▶ [Exercise description]:
Take each line containing "text" and report it exactly as written.
[BEGIN]
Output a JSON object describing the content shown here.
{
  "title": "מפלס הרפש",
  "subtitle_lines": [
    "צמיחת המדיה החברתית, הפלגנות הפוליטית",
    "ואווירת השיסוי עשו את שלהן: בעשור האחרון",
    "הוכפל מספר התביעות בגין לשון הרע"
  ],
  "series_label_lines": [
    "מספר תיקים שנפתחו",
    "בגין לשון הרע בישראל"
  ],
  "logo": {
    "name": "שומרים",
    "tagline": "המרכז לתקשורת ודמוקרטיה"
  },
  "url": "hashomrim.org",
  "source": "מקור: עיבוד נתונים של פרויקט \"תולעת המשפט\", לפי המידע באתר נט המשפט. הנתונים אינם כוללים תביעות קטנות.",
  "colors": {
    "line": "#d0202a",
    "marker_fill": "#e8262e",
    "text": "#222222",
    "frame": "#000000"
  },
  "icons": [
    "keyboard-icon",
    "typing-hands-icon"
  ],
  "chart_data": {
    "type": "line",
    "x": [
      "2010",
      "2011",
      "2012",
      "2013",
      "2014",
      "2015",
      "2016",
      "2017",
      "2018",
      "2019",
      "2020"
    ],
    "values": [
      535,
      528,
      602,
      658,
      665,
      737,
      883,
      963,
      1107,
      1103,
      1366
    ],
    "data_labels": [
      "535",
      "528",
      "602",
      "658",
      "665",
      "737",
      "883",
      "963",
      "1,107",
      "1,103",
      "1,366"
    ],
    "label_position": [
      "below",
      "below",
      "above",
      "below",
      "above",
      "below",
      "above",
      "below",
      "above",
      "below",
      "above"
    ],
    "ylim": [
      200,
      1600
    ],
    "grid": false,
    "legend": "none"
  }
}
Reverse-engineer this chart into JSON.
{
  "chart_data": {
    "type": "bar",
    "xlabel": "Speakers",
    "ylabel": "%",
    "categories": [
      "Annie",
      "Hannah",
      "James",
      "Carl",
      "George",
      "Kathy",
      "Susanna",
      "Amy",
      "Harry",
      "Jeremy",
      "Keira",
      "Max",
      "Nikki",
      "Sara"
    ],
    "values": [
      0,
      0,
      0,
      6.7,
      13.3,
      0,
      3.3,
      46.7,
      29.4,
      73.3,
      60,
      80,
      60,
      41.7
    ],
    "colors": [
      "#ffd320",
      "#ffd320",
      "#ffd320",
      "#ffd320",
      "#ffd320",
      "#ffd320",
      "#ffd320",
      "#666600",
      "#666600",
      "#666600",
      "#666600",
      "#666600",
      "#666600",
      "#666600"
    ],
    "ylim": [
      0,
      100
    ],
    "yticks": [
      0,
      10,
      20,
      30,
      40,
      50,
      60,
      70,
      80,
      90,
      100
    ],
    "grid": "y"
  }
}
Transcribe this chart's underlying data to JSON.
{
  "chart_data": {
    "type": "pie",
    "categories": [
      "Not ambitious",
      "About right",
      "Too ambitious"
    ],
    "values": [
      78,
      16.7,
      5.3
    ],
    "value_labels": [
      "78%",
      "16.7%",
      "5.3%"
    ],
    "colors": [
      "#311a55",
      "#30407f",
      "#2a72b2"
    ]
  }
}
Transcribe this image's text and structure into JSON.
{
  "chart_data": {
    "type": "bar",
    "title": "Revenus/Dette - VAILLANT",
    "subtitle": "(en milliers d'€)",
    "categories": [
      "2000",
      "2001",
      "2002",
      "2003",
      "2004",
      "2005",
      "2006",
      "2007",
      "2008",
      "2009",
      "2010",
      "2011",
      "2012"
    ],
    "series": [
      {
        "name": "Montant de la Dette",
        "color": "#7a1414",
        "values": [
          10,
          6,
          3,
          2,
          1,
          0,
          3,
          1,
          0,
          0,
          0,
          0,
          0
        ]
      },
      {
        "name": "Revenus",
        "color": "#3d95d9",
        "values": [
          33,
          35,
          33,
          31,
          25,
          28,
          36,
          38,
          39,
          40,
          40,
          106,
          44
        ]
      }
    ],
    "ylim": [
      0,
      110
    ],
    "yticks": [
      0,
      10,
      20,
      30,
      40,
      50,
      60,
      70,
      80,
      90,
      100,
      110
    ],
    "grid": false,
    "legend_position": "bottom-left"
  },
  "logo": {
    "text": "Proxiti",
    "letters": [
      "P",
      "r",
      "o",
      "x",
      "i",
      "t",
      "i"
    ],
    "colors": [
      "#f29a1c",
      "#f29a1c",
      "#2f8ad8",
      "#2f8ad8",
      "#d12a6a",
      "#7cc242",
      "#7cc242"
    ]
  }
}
[END]
▶ [Answer below]:
    "text": "#222222",
Transcribe this image's text and structure into JSON.
    "text": "Proxiti",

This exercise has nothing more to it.